- Task
Output the entries below exactly as written, omitting pictures.

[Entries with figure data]
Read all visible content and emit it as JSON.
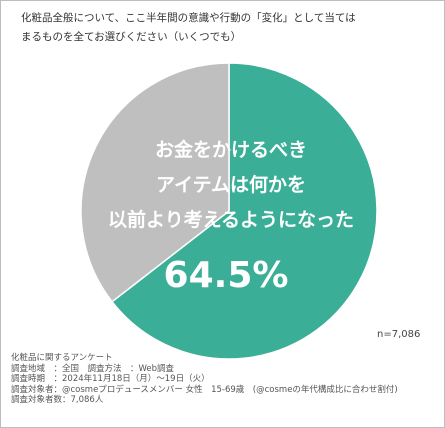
{
  "question": {
    "line1": "化粧品全般について、ここ半年間の意識や行動の「変化」として当ては",
    "line2": "まるものを全てお選びください（いくつでも）"
  },
  "chart_data": {
    "type": "pie",
    "slices": [
      {
        "label": "お金をかけるべきアイテムは何かを以前より考えるようになった",
        "value": 64.5,
        "color": "#3aae96"
      },
      {
        "label": "",
        "value": 35.5,
        "color": "#bfbfbf"
      }
    ],
    "center_label_lines": [
      "お金をかけるべき",
      "アイテムは何かを",
      "以前より考えるようになった"
    ],
    "percent_label": "64.5%",
    "n_label": "n=7,086"
  },
  "survey": {
    "line1": "化粧品に関するアンケート",
    "line2": "調査地域　：全国　調査方法　：Web調査",
    "line3": "調査時期　：2024年11月18日（月）～19日（火）",
    "line4": "調査対象者：@cosmeプロデュースメンバー 女性　15-69歳　(@cosmeの年代構成比に合わせ割付)",
    "line5": "調査対象者数：7,086人"
  }
}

- In response
Read all visible content and emit it as JSON.
{
  "question": {
    "line1": "化粧品全般について、ここ半年間の意識や行動の「変化」として当ては",
    "line2": "まるものを全てお選びください（いくつでも）"
  },
  "chart_data": {
    "type": "pie",
    "slices": [
      {
        "label": "お金をかけるべきアイテムは何かを以前より考えるようになった",
        "value": 64.5,
        "color": "#3aae96"
      },
      {
        "label": "",
        "value": 35.5,
        "color": "#bfbfbf"
      }
    ],
    "center_label_lines": [
      "お金をかけるべき",
      "アイテムは何かを",
      "以前より考えるようになった"
    ],
    "percent_label": "64.5%",
    "n_label": "n=7,086"
  },
  "survey": {
    "line1": "化粧品に関するアンケート",
    "line2": "調査地域　：全国　調査方法　：Web調査",
    "line3": "調査時期　：2024年11月18日（月）～19日（火）",
    "line4": "調査対象者：@cosmeプロデュースメンバー 女性　15-69歳　(@cosmeの年代構成比に合わせ割付)",
    "line5": "調査対象者数：7,086人"
  }
}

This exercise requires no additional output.